[GOAL]:
Continue the forum thread about the flytectl connection problem from its last line.
Begin SELECTED EXCERPT
One thing i would suggest is to upgrade to latest opta binary and see if you get the same issue . This would be faster aswell . And if this doesn't work we will involve the opta team and parallely we can try a manual one
yeah and also do dump the opta config
j
Sounds like a plan
Thank you for all the help
p
sure np.
y
@JD Palomino any thoughts/ideas?
j
this is a lot to take in lol-- also I see that there’s been some manual changes so I am not certain about the state of the system. When I find myself in such a situation I usually like to start with a clean slate, so I would recommend destroying the current service and k8s-base (no need to destroy all env) and re-applying. From there, if you are still facing issues I am happy to jump on a quick call to help out
j
I decided to blow everything out to start from scratch. These are the basic steps to reproduce my issue with flytectl not being able to establish a connection to the cluster.
End SELECTED EXCERPT
Begin DATASET EXTRACT
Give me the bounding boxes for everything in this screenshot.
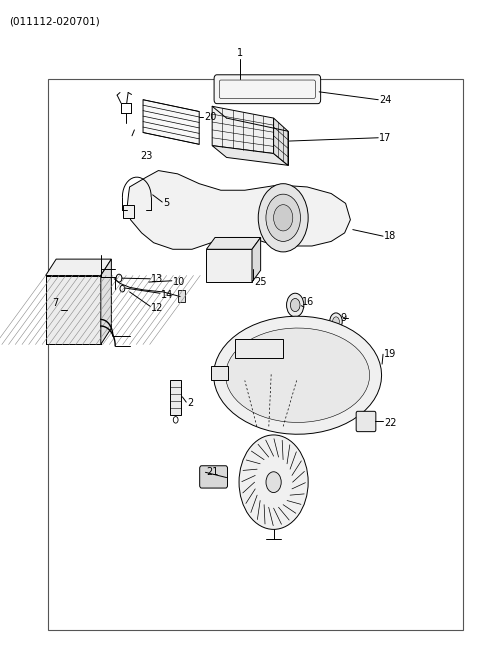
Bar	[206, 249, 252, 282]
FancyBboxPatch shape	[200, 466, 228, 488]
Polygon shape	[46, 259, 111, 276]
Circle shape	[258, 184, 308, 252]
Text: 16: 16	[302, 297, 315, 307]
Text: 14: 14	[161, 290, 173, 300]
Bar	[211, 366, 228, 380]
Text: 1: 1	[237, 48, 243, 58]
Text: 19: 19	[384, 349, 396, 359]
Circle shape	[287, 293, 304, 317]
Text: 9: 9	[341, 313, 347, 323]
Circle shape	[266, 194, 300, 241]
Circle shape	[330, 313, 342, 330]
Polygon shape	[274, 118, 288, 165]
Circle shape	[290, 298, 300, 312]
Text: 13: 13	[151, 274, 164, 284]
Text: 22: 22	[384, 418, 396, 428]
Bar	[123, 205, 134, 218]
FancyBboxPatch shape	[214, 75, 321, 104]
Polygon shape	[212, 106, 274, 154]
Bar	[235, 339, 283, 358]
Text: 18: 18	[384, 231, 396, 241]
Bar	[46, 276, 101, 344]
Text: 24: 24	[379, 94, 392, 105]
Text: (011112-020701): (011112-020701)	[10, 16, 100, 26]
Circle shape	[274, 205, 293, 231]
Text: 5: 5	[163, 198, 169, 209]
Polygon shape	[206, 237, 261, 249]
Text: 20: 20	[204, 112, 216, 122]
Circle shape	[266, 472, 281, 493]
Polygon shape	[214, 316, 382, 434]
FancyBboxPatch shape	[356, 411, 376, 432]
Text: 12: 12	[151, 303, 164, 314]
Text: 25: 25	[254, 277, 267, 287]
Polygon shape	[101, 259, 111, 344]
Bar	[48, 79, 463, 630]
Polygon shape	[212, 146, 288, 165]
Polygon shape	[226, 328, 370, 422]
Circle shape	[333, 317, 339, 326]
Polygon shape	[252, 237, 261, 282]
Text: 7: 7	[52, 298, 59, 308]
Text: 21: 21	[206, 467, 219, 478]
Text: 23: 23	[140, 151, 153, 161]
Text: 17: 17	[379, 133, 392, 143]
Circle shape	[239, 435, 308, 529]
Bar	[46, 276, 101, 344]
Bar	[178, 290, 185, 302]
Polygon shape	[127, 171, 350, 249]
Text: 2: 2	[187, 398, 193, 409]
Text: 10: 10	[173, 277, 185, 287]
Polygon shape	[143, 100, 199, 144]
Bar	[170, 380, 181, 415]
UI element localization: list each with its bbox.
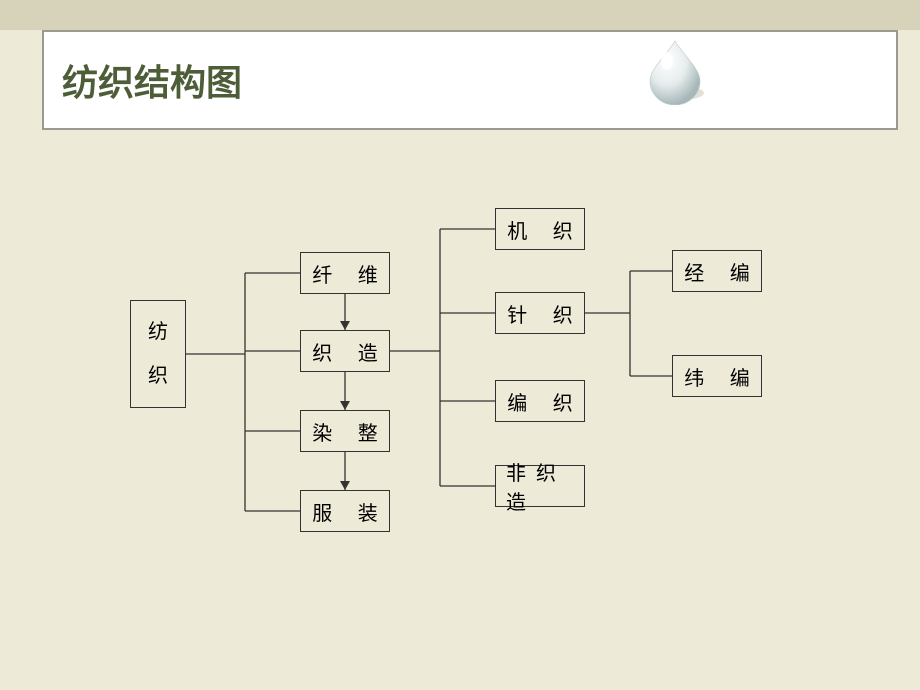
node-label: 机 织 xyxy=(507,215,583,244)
End DATASET EXTRACT
[EXERCISE ANSWER]:
Copy code
> opta version
v0.23.0

> terraform -version
Terraform v1.0.11
on linux_amd64

> git rev-parse HEAD
8c43b3a564f2637b09c5a6a34f1a4bdc9545e68b

> git diff
diff --git a/opta/aws/env.yaml b/opta/aws/env.yaml
index 244f4494..3cd5e235 100644
--- a/opta/aws/env.yaml
+++ b/opta/aws/env.yaml
@@ -1,14 +1,16 @@
-name: <env_name>
-org_name: <your_company>
+name: flyte-prod
+org_name: abovedata
 providers:
   aws:
-    region: <region>
-    account_id: <account_id>
+    region: us-west-2
+    account_id: 518673686532
 modules:
   - type: base
-  - type: dns
-    domain: <domain>
-    delegated: false # set to true once ready <https://docs.opta.dev/miscellaneous/ingress/>
+  - type: external-ssl-cert
+    domain: "<http://flyte.abovedata.io|flyte.abovedata.io>"
+    private_key_file: "./cert/live/abovedata.io/privkey.pem"
+    certificate_body_file: "./cert/live/abovedata.io/cert.pem"
+    certificate_chain_file: "./cert/live/abovedata.io/chain.pem"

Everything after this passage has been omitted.